** Begin Given entries **
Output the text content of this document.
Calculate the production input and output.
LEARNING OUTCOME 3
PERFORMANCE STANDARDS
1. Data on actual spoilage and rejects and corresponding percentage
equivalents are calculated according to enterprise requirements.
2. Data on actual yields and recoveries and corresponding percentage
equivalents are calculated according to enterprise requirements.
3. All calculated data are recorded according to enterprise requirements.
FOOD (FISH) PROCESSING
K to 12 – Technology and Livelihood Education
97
** End Given entries **
Copy out each line exactly.

§ Full solution:
Output the text content of this document.
Calculate the production input and output.
LEARNING OUTCOME 3
PERFORMANCE STANDARDS
1. Data on actual spoilage and rejects and corresponding percentage
equivalents are calculated according to enterprise requirements.
2. Data on actual yields and recoveries and corresponding percentage
equivalents are calculated according to enterprise requirements.
3. All calculated data are recorded according to enterprise requirements.
FOOD (FISH) PROCESSING
K to 12 – Technology and Livelihood Education
97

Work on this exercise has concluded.